▸ Job:
Count the lines below that contain "SRMTID". Give only the number.

▸ Input material:
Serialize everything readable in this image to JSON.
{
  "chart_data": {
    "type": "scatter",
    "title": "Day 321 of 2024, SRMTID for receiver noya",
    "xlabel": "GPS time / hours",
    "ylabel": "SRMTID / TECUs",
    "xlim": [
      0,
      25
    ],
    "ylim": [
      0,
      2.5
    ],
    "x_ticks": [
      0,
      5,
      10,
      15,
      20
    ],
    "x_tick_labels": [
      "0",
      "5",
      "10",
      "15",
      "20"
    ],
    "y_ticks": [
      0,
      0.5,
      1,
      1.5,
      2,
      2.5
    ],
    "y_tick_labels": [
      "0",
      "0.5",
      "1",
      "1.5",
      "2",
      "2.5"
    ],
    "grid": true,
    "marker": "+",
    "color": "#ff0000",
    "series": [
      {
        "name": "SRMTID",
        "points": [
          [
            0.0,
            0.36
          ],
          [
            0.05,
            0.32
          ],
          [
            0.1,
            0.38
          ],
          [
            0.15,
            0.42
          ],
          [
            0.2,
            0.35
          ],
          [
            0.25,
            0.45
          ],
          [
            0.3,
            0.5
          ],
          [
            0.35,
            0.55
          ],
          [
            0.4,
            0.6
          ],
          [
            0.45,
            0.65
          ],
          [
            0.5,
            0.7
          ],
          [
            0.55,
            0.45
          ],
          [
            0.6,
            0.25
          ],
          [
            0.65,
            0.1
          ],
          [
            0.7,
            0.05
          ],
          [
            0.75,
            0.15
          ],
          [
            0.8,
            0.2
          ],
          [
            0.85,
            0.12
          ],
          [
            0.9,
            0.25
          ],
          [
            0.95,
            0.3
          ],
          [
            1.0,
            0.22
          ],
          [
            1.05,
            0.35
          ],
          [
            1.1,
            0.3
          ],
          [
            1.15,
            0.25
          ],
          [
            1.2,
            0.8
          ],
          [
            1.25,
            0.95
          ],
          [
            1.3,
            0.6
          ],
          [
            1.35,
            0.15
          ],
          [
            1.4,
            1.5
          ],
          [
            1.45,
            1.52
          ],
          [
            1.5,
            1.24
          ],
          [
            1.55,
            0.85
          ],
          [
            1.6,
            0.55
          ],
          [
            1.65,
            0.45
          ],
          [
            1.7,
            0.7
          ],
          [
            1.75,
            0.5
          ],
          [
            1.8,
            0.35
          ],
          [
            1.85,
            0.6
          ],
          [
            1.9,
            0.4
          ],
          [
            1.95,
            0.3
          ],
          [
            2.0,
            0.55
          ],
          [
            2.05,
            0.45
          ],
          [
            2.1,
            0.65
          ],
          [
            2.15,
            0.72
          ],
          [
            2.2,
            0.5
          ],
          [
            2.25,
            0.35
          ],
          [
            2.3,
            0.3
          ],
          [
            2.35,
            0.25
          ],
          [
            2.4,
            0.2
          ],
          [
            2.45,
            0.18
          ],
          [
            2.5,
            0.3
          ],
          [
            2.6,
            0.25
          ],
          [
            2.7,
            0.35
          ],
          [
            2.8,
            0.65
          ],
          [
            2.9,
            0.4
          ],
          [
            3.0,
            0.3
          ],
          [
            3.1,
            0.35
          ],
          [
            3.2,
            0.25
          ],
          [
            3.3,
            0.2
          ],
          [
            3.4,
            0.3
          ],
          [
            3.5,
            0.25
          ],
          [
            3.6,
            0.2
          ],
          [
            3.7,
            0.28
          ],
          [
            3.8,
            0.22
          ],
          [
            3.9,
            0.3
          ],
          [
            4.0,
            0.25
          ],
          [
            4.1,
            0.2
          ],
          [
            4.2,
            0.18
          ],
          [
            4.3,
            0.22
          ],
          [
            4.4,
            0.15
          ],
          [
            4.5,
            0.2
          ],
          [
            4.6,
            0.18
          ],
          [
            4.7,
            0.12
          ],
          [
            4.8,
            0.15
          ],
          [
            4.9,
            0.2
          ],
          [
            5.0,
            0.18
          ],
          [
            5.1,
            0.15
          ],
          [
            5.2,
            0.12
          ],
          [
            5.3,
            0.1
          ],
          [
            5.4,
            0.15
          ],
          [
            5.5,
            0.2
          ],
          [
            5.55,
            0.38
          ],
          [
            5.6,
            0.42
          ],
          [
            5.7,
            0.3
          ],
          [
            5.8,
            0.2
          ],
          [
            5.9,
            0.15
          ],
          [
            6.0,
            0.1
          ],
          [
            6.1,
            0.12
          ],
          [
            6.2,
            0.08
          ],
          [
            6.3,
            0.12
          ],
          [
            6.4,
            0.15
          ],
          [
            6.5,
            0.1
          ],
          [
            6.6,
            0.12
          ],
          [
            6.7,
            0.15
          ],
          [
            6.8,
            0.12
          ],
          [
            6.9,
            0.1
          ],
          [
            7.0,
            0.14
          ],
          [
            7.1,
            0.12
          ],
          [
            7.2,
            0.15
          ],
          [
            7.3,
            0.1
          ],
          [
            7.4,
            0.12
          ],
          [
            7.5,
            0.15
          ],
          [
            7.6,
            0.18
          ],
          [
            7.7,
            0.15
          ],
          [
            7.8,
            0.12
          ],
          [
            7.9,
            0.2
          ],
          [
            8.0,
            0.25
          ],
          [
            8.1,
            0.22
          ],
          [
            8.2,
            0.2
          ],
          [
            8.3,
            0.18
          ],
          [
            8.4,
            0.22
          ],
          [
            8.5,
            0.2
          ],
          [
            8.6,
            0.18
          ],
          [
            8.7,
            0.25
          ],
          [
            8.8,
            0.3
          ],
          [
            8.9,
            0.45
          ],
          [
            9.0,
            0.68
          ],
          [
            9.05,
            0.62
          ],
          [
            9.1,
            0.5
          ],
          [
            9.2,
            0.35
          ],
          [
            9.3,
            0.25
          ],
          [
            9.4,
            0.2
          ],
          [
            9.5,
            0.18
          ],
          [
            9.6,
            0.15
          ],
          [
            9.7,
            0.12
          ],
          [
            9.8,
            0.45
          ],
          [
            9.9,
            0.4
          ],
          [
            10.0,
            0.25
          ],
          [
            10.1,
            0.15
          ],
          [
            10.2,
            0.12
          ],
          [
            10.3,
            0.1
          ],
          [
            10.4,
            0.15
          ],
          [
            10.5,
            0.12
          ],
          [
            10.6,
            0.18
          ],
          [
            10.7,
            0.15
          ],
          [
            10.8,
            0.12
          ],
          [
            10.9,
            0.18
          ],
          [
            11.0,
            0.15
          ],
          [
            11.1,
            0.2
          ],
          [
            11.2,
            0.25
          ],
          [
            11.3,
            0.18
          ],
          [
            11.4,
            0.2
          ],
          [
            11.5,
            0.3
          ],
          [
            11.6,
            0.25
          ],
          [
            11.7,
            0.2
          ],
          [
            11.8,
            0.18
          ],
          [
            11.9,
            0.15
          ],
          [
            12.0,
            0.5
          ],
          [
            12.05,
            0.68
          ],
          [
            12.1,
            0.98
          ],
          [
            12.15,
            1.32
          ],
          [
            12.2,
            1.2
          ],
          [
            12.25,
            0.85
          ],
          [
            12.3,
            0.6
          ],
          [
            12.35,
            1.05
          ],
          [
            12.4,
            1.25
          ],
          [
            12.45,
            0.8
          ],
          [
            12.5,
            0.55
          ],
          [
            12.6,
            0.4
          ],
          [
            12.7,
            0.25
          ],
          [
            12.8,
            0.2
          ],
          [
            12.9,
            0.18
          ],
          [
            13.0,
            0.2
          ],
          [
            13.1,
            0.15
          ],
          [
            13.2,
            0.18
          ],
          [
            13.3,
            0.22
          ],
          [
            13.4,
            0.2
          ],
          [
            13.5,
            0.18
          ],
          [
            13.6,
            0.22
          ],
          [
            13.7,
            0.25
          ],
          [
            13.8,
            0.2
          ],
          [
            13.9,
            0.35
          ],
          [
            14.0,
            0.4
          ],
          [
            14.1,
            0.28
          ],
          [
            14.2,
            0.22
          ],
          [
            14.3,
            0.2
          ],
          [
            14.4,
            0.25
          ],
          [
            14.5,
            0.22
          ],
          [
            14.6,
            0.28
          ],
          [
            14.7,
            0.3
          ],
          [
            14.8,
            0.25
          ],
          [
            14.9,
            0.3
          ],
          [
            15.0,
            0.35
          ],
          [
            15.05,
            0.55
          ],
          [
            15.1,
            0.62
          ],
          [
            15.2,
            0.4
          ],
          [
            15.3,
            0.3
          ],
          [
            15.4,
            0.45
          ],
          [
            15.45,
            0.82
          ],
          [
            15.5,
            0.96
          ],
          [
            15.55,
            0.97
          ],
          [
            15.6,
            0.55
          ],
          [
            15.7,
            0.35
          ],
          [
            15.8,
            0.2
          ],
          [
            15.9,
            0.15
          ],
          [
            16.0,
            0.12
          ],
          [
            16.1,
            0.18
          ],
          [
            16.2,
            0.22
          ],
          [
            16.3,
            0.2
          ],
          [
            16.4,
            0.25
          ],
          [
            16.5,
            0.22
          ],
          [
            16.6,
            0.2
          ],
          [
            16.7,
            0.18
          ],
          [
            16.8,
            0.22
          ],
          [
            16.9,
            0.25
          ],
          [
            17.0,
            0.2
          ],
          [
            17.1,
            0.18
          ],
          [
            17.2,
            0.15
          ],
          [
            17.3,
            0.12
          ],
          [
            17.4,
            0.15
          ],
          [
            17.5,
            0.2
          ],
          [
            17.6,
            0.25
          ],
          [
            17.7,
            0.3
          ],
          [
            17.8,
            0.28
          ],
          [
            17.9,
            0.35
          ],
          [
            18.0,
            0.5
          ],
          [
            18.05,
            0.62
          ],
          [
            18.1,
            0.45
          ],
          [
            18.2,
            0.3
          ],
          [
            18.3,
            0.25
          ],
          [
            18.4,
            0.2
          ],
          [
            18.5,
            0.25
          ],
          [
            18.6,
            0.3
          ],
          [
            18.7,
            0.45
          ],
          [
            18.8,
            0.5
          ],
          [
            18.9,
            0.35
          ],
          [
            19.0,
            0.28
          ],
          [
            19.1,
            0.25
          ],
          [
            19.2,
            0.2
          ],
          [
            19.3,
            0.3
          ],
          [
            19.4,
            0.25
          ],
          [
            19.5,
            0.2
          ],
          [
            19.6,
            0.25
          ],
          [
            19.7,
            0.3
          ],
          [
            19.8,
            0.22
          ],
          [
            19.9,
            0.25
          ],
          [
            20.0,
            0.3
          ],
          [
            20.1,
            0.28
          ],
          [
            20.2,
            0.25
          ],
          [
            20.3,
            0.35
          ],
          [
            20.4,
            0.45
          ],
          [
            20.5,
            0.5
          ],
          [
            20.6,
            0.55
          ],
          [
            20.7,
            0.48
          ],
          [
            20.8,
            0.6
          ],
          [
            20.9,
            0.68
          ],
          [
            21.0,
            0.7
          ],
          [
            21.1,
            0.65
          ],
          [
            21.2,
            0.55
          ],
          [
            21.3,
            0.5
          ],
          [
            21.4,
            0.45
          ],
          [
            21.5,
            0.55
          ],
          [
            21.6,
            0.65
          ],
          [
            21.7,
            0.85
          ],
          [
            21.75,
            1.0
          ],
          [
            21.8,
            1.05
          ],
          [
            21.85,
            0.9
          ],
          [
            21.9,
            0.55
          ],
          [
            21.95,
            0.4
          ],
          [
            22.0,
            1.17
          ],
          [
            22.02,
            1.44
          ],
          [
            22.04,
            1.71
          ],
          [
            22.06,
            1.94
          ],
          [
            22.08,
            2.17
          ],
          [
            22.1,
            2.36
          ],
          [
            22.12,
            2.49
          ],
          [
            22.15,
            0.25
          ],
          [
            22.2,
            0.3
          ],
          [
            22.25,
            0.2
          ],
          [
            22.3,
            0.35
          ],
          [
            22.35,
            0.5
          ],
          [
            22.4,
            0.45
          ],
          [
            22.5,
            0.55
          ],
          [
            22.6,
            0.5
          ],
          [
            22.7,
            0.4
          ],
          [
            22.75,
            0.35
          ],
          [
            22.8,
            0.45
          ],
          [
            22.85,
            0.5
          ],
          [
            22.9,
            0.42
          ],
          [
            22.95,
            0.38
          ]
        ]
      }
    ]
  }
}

▸ Full answer:
3